Supplied passage:
>>>

Spotting an unusual round object thirty-five feet down on the sea bottom, Meistrell and Baldwin hauled the thing, which turned out to be a 305-pound rock, to the surface and carted it back to the shop. The rock was almost perfectly round, with a circular hole bored in the center. In the next few weeks, they searched the area and eventually discovered about thirty-five more stones of similar appearance. 
The artifacts soon came to the attention of James Moriarty III, a professor of history and archaeologist at the University of San Diego. After five years of research, Moriarty and his associate Larry Pierson concluded that the stones were anchors from an ancient shipwreck, possibly dating back some two thousand years. The largest object eventually brough to the surface weighed almost half a ton, leading the researchers to surmise that the ship it had come from was in excess of one hundred feet from stern to stern and may have carried a crew of fifty or more. The timbers of the ancient wreck had long since been battered to splinters on the treacherous coast of Palos Verdes peninsula. Through correspondence with scientists in Southeast Asia, Moriarty and Pierson deduced that the sandstone from which the anchors and ballast were fashioned was a type native to southern China. Although historians have began to take the idea of Chinese explorers more seriously in the last few years, at the time it was academic heresy to suggest that a non-European race had reached the shores of western North America almost 1,500 years before the Spanish made their first forays here in the sixteenth century. Mainstream archaeology massed to protect the status quo by first suggesting that the artifacts were merely leftover anchors from immigrant Chinese fishermen of the nineteenth and early twentieth centuries. But this explanation for the origin of the stones was refuted, since contemporary photographic evidence proved that the Chinese in California chose to employ readily available and much more practical metal anchors. 
But that was not all that was found on the seabed near the Palos Verdes promontory: Two columnlike stones carved with grooves and holes, as well as a stone sphere weighing almost a ton with a groove cut around its circumference, were also recovered. No one could venture a guess as to what these objects were for and whence they came. Henriette Mertz, in her book Pale Ink, delved into the ancient Chinese legend of the land of Fu Shang. Although other scholars have found fault with her analysis, Mertz translated the old Chinese units of measure into miles and found that the tales of Fu Shang placed is location precisely at the California coast. Reading the stories told by the explorers, she also thought she recognized descriptions of Mount Shasta and the Grand Canyon.

<<<

To be done:
(1) Please answer these from the passage on the stone anchors found off Palos Verdes:
(a) How much did the first rock hauled up by Meistrell and Baldwin weigh?
(b) Who worked with James Moriarty III on the research?
(c) What is the title of Henriette Mertz's book?
(2) Carry on the passage about the stone anchors found off Palos Verdes, picking up right after its final sentence.
The data after this passage has nothing to do with the tasks.

Data extract:
>>>

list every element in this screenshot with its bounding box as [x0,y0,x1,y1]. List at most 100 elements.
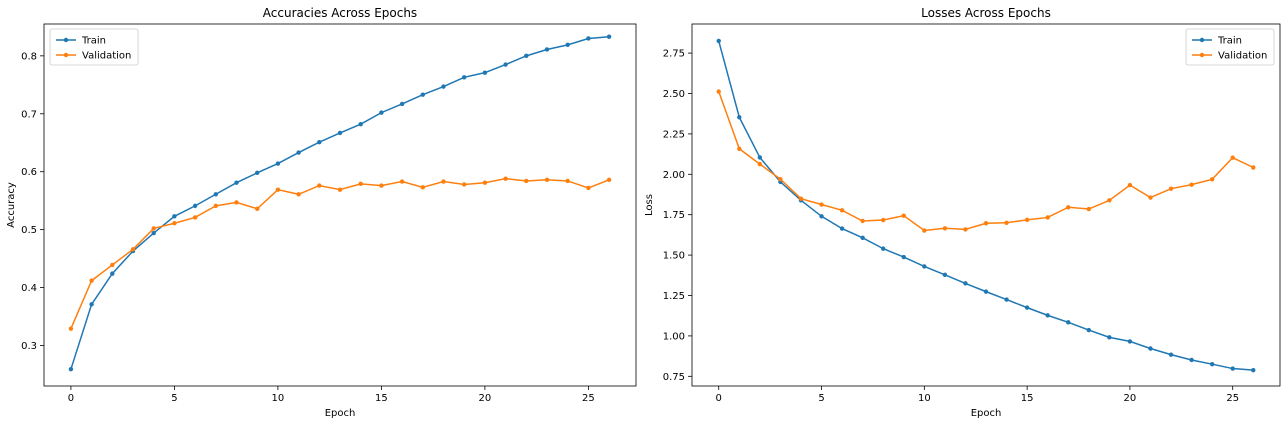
data-point-validation [1168,186,1174,191]
data-point-validation [1148,195,1153,200]
data-point-validation [819,202,824,207]
data-point-train [1148,346,1153,351]
data-point-validation [1045,215,1050,220]
data-point-validation [1127,182,1133,188]
data-point-train [1230,366,1235,371]
data-point-train [255,170,260,176]
data-point-validation [1107,198,1112,203]
data-point-train [586,36,591,41]
y-tick-label: 0.4 [21,283,37,294]
x-axis-label: Epoch [325,408,356,419]
x-tick-label: 20 [479,393,492,404]
x-tick-label: 5 [171,393,177,404]
data-point-train [503,62,508,67]
legend-swatch-marker [63,52,69,58]
data-point-train [1189,357,1194,363]
data-point-validation [1024,217,1030,223]
data-point-validation [1189,182,1194,187]
data-point-train [1127,339,1133,344]
y-tick-label: 1.25 [663,291,685,302]
data-point-validation [860,218,865,224]
series-line-validation [70,177,610,329]
x-tick-label: 25 [582,393,595,404]
legend: Train Validation [1185,28,1275,66]
data-point-validation [255,206,260,211]
data-point-train [1107,335,1112,340]
data-point-train [1209,361,1215,367]
x-tick-label: 0 [716,393,722,404]
data-point-train [839,226,845,231]
data-point-validation [839,208,845,213]
legend-label: Train [1217,36,1242,47]
y-tick-label: 2.75 [663,49,685,60]
data-point-train [942,272,948,278]
y-tick-label: 1.50 [663,251,685,262]
legend-box [49,28,139,66]
x-tick-label: 25 [1226,393,1239,404]
data-point-train [151,230,156,236]
data-point-train [819,214,824,219]
y-axis-label: Accuracy [6,182,17,228]
data-point-validation [441,179,446,184]
data-point-train [172,214,177,219]
data-point-validation [420,185,425,190]
data-point-validation [778,176,783,182]
data-point-validation [213,203,219,209]
data-point-validation [901,213,906,218]
data-point-validation [544,177,550,183]
data-point-validation [68,326,74,331]
y-tick-label: 2.25 [663,129,685,140]
data-point-train [1024,305,1030,310]
data-point-validation [716,89,721,94]
data-point-validation [503,176,508,181]
data-point-train [89,302,94,307]
data-point-validation [1086,206,1091,212]
data-point-train [379,110,384,115]
data-point-validation [89,278,94,283]
data-point-train [317,139,322,145]
data-point-validation [983,221,989,226]
series-line-train [718,40,1254,371]
y-tick-label: 1.75 [663,210,685,221]
data-point-train [1066,320,1071,325]
legend-swatch-marker [63,37,69,43]
data-point-validation [317,183,322,188]
series-line-train [70,35,610,370]
data-point-train [399,101,405,107]
data-point-train [565,42,570,48]
data-point-train [358,122,363,127]
y-tick-label: 0.3 [21,341,37,352]
legend-label: Train [81,36,106,47]
x-tick-label: 15 [375,393,388,404]
x-tick-label: 0 [68,393,74,404]
data-point-validation [1066,205,1071,210]
data-point-train [1086,327,1091,333]
data-point-validation [358,181,363,187]
chart-title: Losses Across Epochs [921,6,1051,20]
data-point-train [275,161,281,166]
data-point-validation [234,200,239,205]
data-point-validation [1251,165,1256,170]
data-point-validation [942,226,948,231]
data-point-validation [130,247,136,252]
plot-frame [43,23,637,387]
data-point-validation [110,262,115,268]
y-tick-label: 0.75 [663,372,685,383]
legend-box [1185,28,1275,66]
legend-swatch-marker [1199,52,1205,58]
data-point-validation [482,180,488,185]
legend-label: Validation [1218,51,1267,62]
x-tick-label: 15 [1021,393,1034,404]
data-point-train [1004,297,1009,302]
plot-frame [691,23,1281,387]
data-point-train [337,130,343,136]
data-point-train [234,180,239,185]
data-point-train [901,254,906,260]
data-point-validation [1004,220,1009,225]
legend: Train Validation [49,28,139,66]
data-point-validation [337,187,343,192]
data-point-validation [524,178,529,184]
data-point-validation [1230,155,1235,160]
data-point-train [296,150,301,155]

<<<

Answers to the tasks:
(1)
(a) 305 pounds
(b) Larry Pierson
(c) Pale Ink

(2)
The anchors found by Palos Verdes divers weren’t the first erratic Chinese artifacts to show up in America. A U.S. Geological Survey dredging operation had pulled up a similar object seventy-five miles off California’s coast. And earlier in the century, ancient Chinese inscriptions and relics had turned up in odd places around the West. Archaic Chinese rock writing had been found in a Nevada canyon, and a peculiar little idol covered with old Chinese characters was unearthed in Granby, Colorado: two more pieces in a vast, centuries-old Chinese puzzle. 
For now, the academic battle still rages about the Palos Verdes artifacts. The anchor discovery may be the best challenge yet to orthodox American historians. For years, they have refused to believe that ancient Europeans and Africans had visited America before A.D. 1000, despite the Celtic stone cairns, Roman coins, and Phoenician urns that keep being uncovered on the New England coast. Now, from America’s western shore, comes a new affront to the continent’s “official” history: some doughnut-shaped stones tossed into the ocean two thousand years ago by Chinese sailors wrecked on the wave-lashed shores of Palos Verdes. It may take another generation for our school history books to catch up.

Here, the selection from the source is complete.